EXERCISE
From the listing below, copy every line with the word "text".
━━ MATERIAL PROVIDED
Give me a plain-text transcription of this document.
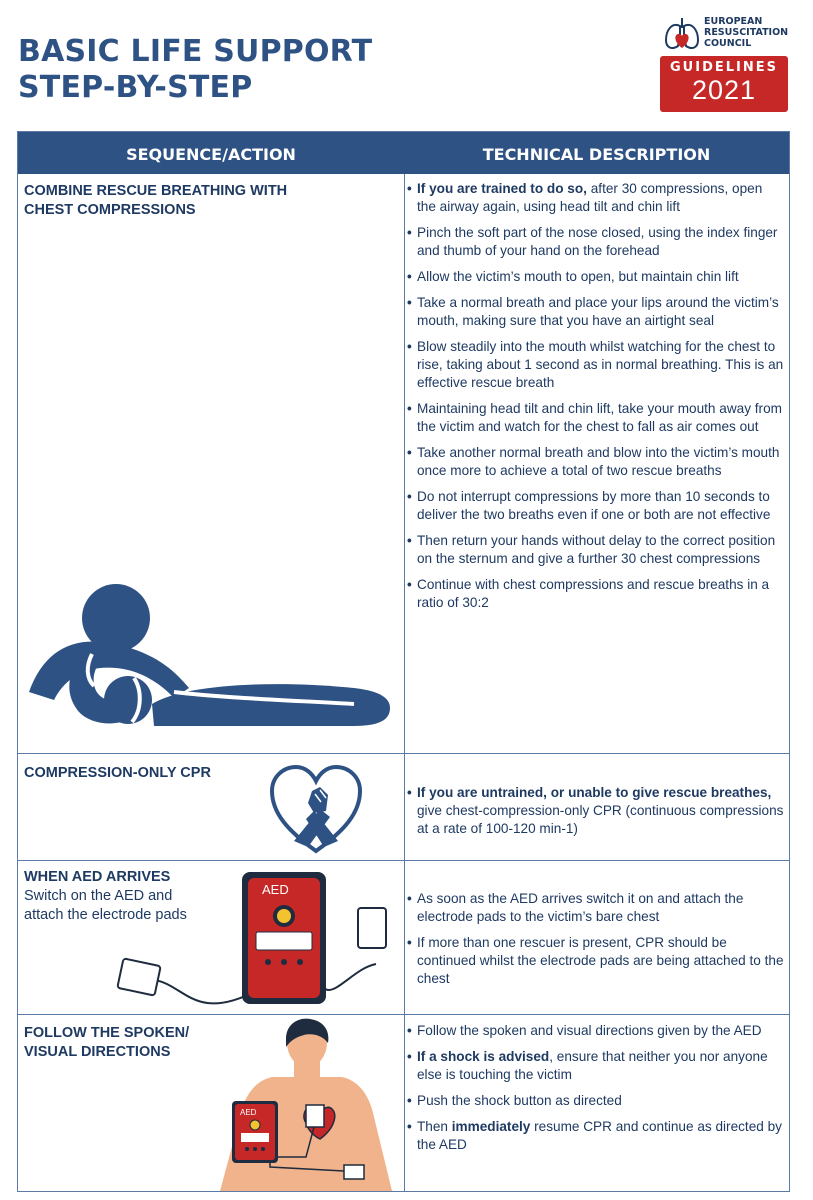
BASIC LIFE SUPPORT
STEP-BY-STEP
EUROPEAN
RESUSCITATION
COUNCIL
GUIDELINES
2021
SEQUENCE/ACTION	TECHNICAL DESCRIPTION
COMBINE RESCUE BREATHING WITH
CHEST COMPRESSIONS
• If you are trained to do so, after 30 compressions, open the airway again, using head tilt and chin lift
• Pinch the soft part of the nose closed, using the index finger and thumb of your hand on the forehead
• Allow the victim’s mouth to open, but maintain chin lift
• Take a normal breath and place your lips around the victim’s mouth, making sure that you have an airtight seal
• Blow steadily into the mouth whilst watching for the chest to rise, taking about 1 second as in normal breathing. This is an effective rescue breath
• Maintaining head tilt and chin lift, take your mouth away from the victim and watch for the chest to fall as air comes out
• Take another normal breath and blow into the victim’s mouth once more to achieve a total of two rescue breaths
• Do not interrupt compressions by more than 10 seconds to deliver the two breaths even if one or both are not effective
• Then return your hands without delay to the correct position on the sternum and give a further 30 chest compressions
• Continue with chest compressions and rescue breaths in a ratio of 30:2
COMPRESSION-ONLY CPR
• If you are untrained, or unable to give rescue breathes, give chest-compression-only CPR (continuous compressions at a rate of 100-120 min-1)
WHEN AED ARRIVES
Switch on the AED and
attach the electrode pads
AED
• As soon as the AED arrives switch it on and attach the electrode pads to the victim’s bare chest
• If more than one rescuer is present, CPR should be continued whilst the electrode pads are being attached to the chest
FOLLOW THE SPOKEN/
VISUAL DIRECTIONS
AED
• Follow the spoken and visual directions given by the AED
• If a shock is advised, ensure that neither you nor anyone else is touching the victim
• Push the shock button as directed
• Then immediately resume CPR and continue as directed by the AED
━━━━
━━ MATERIAL PROVIDED
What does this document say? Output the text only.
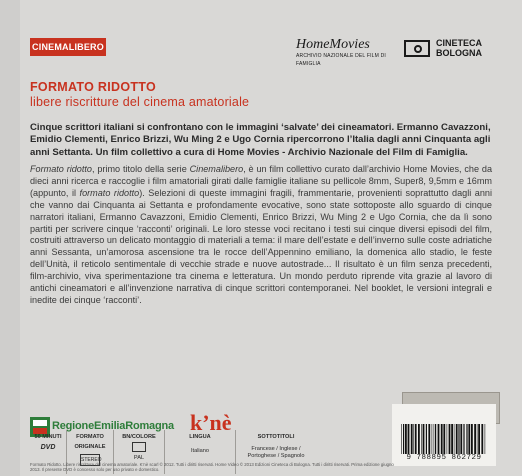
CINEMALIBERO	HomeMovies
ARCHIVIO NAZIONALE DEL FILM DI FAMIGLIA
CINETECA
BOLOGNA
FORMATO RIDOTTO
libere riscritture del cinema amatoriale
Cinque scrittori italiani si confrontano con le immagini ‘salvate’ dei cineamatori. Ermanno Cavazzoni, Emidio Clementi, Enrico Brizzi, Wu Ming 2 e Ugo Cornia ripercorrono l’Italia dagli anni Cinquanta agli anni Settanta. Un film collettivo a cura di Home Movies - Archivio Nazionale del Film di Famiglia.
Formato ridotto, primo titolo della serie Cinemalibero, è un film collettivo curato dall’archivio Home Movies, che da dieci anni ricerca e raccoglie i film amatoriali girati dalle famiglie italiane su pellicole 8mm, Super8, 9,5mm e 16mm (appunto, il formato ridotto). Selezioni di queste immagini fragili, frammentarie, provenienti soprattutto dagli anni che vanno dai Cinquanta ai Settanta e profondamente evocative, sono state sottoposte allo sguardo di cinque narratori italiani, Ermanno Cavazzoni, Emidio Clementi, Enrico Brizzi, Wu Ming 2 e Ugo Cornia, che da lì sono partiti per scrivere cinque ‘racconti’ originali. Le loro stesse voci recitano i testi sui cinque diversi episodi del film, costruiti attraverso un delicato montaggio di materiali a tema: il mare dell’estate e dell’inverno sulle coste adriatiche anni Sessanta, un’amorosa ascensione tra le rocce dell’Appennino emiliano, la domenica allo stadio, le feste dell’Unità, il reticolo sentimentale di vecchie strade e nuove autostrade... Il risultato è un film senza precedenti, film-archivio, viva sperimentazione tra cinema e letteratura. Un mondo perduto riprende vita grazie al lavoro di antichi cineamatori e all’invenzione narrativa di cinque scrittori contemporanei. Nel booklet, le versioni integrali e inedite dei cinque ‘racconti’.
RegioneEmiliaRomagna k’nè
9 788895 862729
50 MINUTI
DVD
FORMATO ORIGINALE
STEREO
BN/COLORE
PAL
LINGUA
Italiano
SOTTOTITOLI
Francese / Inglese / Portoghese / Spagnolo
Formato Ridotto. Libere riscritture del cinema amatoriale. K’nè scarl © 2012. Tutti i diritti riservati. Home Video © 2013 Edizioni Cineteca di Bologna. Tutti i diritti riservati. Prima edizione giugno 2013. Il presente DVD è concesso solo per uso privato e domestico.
━━━━
CORRECT OUTPUT
Give me a plain-text transcription of this document.
What does this document say? Output the text only.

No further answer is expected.